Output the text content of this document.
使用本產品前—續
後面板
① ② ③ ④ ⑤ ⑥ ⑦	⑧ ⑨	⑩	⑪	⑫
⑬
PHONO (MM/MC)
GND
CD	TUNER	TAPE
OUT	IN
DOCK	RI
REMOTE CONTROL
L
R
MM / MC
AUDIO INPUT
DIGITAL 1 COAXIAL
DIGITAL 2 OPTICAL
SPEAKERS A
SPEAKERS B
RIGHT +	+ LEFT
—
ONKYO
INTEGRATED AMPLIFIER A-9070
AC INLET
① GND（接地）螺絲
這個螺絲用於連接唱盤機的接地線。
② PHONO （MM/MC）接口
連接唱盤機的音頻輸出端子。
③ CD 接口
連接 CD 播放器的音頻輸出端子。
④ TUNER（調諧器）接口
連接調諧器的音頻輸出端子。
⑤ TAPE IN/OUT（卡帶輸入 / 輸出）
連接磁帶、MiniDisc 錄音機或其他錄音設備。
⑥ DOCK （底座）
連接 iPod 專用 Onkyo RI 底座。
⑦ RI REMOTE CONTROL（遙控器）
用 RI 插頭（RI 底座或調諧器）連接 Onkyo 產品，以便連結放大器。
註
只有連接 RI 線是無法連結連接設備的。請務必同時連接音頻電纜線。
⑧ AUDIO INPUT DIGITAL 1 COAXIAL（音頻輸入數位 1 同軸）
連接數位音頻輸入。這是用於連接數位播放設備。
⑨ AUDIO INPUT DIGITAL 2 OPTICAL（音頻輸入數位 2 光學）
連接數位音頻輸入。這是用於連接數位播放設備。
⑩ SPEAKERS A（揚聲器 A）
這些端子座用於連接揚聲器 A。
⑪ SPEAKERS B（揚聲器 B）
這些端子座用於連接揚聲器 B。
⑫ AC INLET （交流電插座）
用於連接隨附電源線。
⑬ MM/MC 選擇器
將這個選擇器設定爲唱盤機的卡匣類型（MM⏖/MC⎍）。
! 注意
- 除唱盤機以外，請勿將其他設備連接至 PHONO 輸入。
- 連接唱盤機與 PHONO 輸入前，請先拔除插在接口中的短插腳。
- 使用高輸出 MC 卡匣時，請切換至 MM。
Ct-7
——————
Brief –
Your task is to return the full listing exactly as it was given.

Written reply –
Output the text content of this document.
使用本產品前—續
後面板
① ② ③ ④ ⑤ ⑥ ⑦	⑧ ⑨	⑩	⑪	⑫
⑬
PHONO (MM/MC)
GND
CD	TUNER	TAPE
OUT	IN
DOCK	RI
REMOTE CONTROL
L
R
MM / MC
AUDIO INPUT
DIGITAL 1 COAXIAL
DIGITAL 2 OPTICAL
SPEAKERS A
SPEAKERS B
RIGHT +	+ LEFT
—
ONKYO
INTEGRATED AMPLIFIER A-9070
AC INLET
① GND（接地）螺絲
這個螺絲用於連接唱盤機的接地線。
② PHONO （MM/MC）接口
連接唱盤機的音頻輸出端子。
③ CD 接口
連接 CD 播放器的音頻輸出端子。
④ TUNER（調諧器）接口
連接調諧器的音頻輸出端子。
⑤ TAPE IN/OUT（卡帶輸入 / 輸出）
連接磁帶、MiniDisc 錄音機或其他錄音設備。
⑥ DOCK （底座）
連接 iPod 專用 Onkyo RI 底座。
⑦ RI REMOTE CONTROL（遙控器）
用 RI 插頭（RI 底座或調諧器）連接 Onkyo 產品，以便連結放大器。
註
只有連接 RI 線是無法連結連接設備的。請務必同時連接音頻電纜線。
⑧ AUDIO INPUT DIGITAL 1 COAXIAL（音頻輸入數位 1 同軸）
連接數位音頻輸入。這是用於連接數位播放設備。
⑨ AUDIO INPUT DIGITAL 2 OPTICAL（音頻輸入數位 2 光學）
連接數位音頻輸入。這是用於連接數位播放設備。
⑩ SPEAKERS A（揚聲器 A）
這些端子座用於連接揚聲器 A。
⑪ SPEAKERS B（揚聲器 B）
這些端子座用於連接揚聲器 B。
⑫ AC INLET （交流電插座）
用於連接隨附電源線。
⑬ MM/MC 選擇器
將這個選擇器設定爲唱盤機的卡匣類型（MM⏖/MC⎍）。
! 注意
- 除唱盤機以外，請勿將其他設備連接至 PHONO 輸入。
- 連接唱盤機與 PHONO 輸入前，請先拔除插在接口中的短插腳。
- 使用高輸出 MC 卡匣時，請切換至 MM。
Ct-7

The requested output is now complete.